Start of INPUT RECORDS
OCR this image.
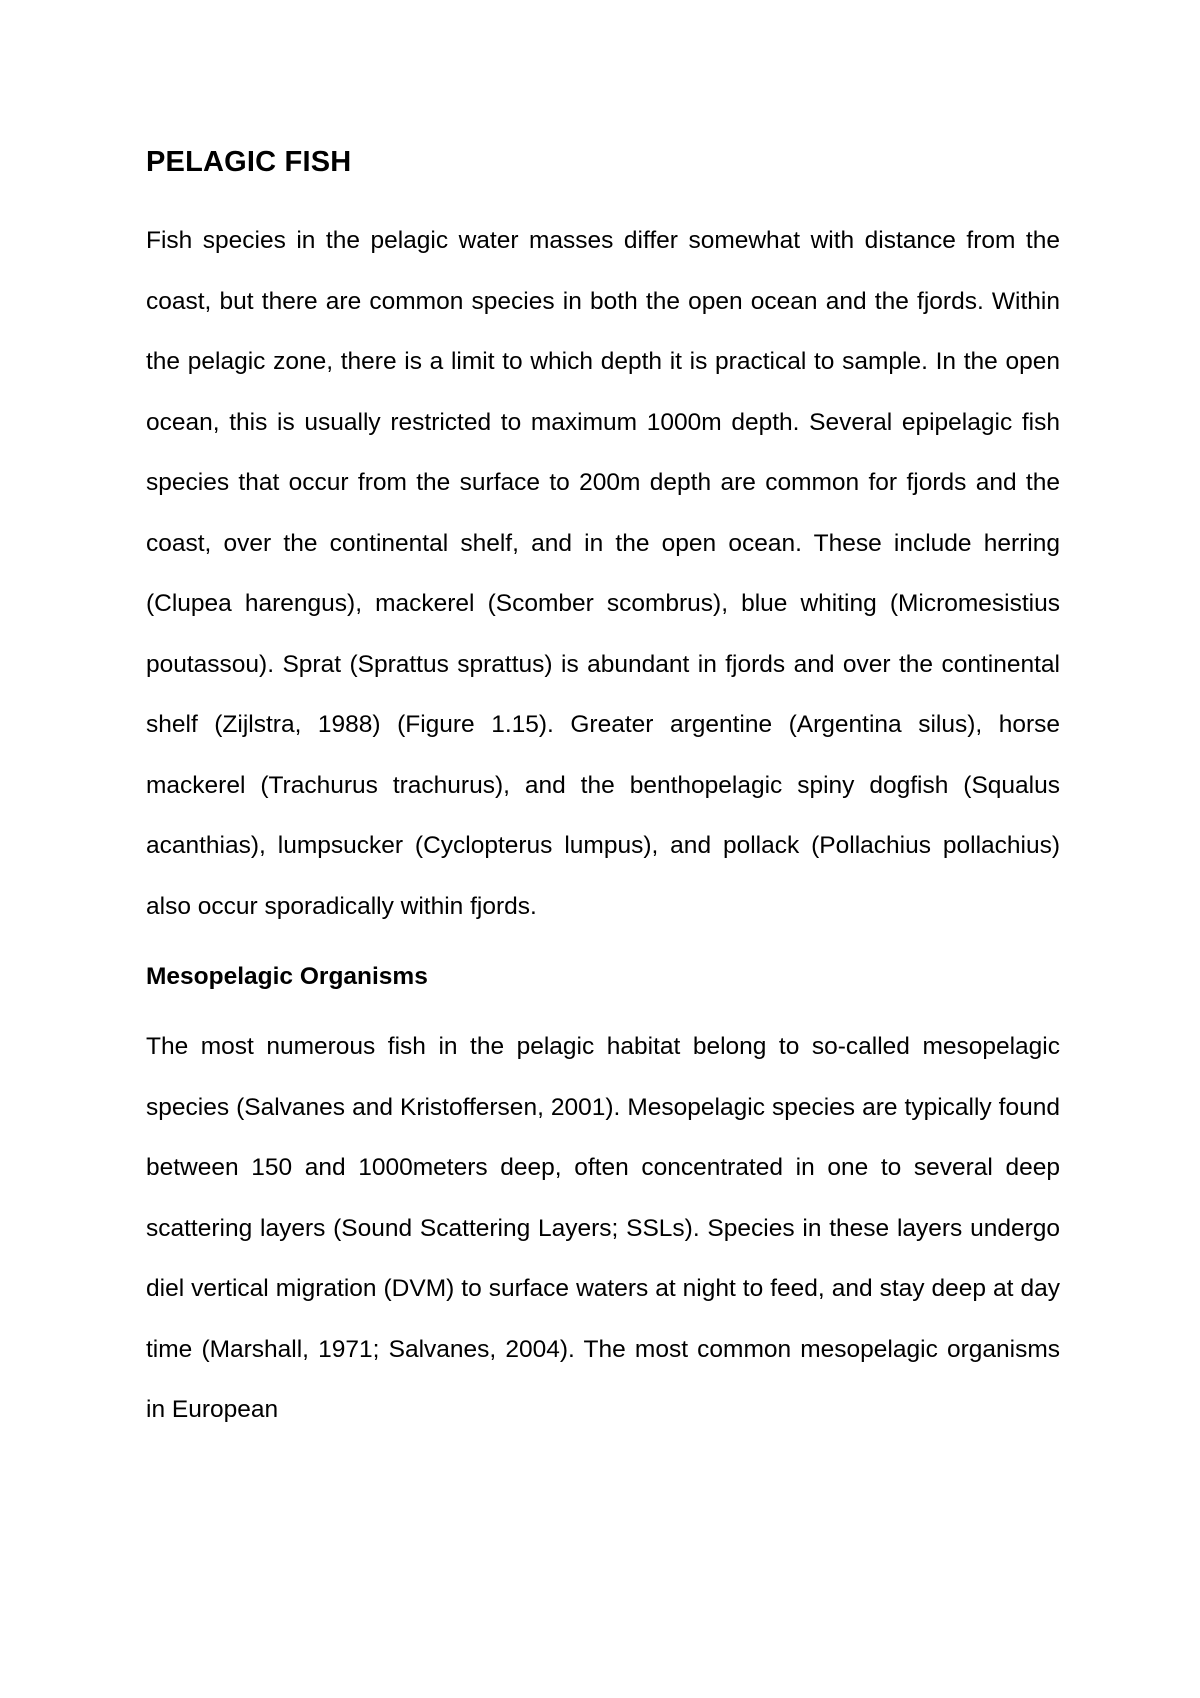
PELAGIC FISH

Fish species in the pelagic water masses differ somewhat with distance from the coast, but there are common species in both the open ocean and the fjords. Within the pelagic zone, there is a limit to which depth it is practical to sample. In the open ocean, this is usually restricted to maximum 1000m depth. Several epipelagic fish species that occur from the surface to 200m depth are common for fjords and the coast, over the continental shelf, and in the open ocean. These include herring (Clupea harengus), mackerel (Scomber scombrus), blue whiting (Micromesistius poutassou). Sprat (Sprattus sprattus) is abundant in fjords and over the continental shelf (Zijlstra, 1988) (Figure 1.15). Greater argentine (Argentina silus), horse mackerel (Trachurus trachurus), and the benthopelagic spiny dogfish (Squalus acanthias), lumpsucker (Cyclopterus lumpus), and pollack (Pollachius pollachius) also occur sporadically within fjords.

Mesopelagic Organisms

The most numerous fish in the pelagic habitat belong to so-called mesopelagic species (Salvanes and Kristoffersen, 2001). Mesopelagic species are typically found between 150 and 1000meters deep, often concentrated in one to several deep scattering layers (Sound Scattering Layers; SSLs). Species in these layers undergo diel vertical migration (DVM) to surface waters at night to feed, and stay deep at day time (Marshall, 1971; Salvanes, 2004). The most common mesopelagic organisms in European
End of INPUT RECORDS
■ DESCRIPTION OF THE TASK ■
Count how many lines include the string "common". Nothing but the number is needed.

■ EXERCISE ANSWER ■
2